Work to be completed: Look through the material and copy each line holding "ylabel".

►

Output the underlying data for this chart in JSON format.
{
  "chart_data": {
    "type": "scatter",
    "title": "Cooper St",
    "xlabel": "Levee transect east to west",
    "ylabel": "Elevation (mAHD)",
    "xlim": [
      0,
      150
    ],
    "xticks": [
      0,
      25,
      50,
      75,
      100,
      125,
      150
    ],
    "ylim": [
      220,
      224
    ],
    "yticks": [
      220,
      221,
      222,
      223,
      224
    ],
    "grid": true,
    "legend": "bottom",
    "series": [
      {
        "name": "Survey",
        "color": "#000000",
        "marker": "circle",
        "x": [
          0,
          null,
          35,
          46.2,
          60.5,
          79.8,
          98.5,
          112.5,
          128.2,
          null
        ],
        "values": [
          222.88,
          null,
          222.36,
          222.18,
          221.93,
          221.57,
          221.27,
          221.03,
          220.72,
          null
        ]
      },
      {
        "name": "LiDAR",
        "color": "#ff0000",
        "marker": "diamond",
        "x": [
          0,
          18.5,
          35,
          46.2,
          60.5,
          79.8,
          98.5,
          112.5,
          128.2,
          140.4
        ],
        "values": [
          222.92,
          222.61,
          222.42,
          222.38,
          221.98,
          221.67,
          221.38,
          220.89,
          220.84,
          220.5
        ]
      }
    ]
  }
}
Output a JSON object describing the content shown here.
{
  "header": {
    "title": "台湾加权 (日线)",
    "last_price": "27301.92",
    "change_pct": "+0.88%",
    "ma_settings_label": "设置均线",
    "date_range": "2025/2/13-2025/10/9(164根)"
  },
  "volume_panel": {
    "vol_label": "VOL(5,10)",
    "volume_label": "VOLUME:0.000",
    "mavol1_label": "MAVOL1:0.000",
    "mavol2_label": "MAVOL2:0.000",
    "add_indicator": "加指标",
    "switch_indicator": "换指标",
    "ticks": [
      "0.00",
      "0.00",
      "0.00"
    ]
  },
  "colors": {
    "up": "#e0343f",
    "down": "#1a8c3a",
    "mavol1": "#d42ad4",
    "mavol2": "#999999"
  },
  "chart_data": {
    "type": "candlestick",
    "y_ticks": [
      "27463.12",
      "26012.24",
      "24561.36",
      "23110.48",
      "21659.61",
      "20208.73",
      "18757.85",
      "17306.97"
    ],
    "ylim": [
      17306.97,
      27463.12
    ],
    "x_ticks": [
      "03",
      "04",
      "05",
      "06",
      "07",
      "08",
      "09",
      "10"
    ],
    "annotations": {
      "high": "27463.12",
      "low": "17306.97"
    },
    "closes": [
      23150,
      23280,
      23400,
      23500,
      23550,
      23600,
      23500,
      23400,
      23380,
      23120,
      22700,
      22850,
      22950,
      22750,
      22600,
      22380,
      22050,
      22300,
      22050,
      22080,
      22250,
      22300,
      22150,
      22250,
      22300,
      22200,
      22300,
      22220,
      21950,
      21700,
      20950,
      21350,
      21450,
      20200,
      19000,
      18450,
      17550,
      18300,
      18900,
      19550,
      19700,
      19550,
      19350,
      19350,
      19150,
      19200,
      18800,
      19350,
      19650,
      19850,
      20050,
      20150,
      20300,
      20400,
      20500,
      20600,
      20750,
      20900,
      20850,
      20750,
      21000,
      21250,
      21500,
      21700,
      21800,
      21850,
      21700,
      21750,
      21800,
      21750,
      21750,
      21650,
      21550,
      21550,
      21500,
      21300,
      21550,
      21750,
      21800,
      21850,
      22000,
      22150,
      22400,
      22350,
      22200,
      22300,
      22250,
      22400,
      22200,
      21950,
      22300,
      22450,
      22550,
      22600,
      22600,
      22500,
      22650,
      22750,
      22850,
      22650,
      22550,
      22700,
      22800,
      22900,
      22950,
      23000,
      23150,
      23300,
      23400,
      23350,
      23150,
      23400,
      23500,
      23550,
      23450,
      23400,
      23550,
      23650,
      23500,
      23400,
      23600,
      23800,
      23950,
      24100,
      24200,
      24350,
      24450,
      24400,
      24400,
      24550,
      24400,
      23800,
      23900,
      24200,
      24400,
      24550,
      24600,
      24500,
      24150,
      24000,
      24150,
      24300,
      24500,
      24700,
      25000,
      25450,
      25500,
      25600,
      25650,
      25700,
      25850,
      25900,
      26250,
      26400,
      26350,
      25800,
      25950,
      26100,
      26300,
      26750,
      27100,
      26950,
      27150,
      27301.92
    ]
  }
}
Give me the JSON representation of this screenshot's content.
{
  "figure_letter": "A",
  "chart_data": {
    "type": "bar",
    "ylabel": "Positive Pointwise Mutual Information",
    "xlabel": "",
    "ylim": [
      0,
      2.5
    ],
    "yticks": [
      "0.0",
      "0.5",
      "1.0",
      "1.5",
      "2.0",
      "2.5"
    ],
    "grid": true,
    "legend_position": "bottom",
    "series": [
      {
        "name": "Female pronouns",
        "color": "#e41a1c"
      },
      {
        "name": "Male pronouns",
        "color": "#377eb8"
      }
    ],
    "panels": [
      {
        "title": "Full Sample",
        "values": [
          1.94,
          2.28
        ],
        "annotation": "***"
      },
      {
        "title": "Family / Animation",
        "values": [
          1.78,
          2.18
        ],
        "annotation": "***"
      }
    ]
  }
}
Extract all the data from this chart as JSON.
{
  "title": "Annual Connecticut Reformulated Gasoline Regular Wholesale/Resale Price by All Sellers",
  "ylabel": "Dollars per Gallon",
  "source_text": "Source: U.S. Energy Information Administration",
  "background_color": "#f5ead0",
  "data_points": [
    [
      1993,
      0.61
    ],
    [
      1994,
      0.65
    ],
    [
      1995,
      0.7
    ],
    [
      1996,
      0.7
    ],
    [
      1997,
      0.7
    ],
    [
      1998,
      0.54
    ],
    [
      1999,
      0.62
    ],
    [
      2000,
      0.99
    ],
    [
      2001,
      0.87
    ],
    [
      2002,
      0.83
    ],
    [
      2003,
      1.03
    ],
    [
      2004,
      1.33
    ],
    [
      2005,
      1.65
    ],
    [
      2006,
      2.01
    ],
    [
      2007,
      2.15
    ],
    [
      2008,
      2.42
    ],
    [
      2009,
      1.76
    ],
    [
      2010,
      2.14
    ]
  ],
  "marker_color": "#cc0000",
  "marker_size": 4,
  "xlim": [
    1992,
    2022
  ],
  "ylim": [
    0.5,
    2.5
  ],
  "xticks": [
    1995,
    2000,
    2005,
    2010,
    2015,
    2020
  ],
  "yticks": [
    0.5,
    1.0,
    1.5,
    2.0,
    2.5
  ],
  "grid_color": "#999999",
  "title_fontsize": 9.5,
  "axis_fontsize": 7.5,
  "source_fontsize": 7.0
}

◄

Solution to this problem:
    "ylabel": "Elevation (mAHD)",
    "ylabel": "Positive Pointwise Mutual Information",
  "ylabel": "Dollars per Gallon",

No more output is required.